» **Task description**:
Each of the entries should be retyped precisely as it appears.

» **Provided information**:

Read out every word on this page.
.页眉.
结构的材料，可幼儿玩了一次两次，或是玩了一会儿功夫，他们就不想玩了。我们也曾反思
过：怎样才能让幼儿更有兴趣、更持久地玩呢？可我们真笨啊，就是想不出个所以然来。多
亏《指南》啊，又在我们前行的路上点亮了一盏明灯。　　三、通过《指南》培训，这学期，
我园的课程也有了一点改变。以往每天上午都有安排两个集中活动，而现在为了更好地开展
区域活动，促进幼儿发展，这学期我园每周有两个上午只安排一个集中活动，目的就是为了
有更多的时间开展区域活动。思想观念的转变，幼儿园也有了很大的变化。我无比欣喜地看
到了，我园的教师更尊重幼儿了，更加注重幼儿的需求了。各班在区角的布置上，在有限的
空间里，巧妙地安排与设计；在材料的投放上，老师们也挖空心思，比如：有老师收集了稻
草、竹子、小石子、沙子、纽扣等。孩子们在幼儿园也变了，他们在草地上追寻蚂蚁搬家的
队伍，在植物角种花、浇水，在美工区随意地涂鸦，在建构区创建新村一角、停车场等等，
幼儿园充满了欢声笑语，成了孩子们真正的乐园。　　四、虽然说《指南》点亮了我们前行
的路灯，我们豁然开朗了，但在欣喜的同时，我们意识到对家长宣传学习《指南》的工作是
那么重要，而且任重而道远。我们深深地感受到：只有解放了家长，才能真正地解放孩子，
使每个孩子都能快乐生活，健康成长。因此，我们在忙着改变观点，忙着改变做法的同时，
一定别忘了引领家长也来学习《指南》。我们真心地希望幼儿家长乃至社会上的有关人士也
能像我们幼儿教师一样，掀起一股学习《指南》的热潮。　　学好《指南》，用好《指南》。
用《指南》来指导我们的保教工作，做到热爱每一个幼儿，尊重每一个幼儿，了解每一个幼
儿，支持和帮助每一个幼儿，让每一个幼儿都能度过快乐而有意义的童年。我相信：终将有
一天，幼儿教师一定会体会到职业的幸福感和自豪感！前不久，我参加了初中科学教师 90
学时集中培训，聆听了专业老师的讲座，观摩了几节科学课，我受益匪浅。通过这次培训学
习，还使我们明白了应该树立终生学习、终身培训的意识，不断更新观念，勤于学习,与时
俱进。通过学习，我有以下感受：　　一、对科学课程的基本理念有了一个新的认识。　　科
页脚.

» **Expected output**:
Read out every word on this page.
.页眉.
结构的材料，可幼儿玩了一次两次，或是玩了一会儿功夫，他们就不想玩了。我们也曾反思
过：怎样才能让幼儿更有兴趣、更持久地玩呢？可我们真笨啊，就是想不出个所以然来。多
亏《指南》啊，又在我们前行的路上点亮了一盏明灯。　　三、通过《指南》培训，这学期，
我园的课程也有了一点改变。以往每天上午都有安排两个集中活动，而现在为了更好地开展
区域活动，促进幼儿发展，这学期我园每周有两个上午只安排一个集中活动，目的就是为了
有更多的时间开展区域活动。思想观念的转变，幼儿园也有了很大的变化。我无比欣喜地看
到了，我园的教师更尊重幼儿了，更加注重幼儿的需求了。各班在区角的布置上，在有限的
空间里，巧妙地安排与设计；在材料的投放上，老师们也挖空心思，比如：有老师收集了稻
草、竹子、小石子、沙子、纽扣等。孩子们在幼儿园也变了，他们在草地上追寻蚂蚁搬家的
队伍，在植物角种花、浇水，在美工区随意地涂鸦，在建构区创建新村一角、停车场等等，
幼儿园充满了欢声笑语，成了孩子们真正的乐园。　　四、虽然说《指南》点亮了我们前行
的路灯，我们豁然开朗了，但在欣喜的同时，我们意识到对家长宣传学习《指南》的工作是
那么重要，而且任重而道远。我们深深地感受到：只有解放了家长，才能真正地解放孩子，
使每个孩子都能快乐生活，健康成长。因此，我们在忙着改变观点，忙着改变做法的同时，
一定别忘了引领家长也来学习《指南》。我们真心地希望幼儿家长乃至社会上的有关人士也
能像我们幼儿教师一样，掀起一股学习《指南》的热潮。　　学好《指南》，用好《指南》。
用《指南》来指导我们的保教工作，做到热爱每一个幼儿，尊重每一个幼儿，了解每一个幼
儿，支持和帮助每一个幼儿，让每一个幼儿都能度过快乐而有意义的童年。我相信：终将有
一天，幼儿教师一定会体会到职业的幸福感和自豪感！前不久，我参加了初中科学教师 90
学时集中培训，聆听了专业老师的讲座，观摩了几节科学课，我受益匪浅。通过这次培训学
习，还使我们明白了应该树立终生学习、终身培训的意识，不断更新观念，勤于学习,与时
俱进。通过学习，我有以下感受：　　一、对科学课程的基本理念有了一个新的认识。　　科
页脚.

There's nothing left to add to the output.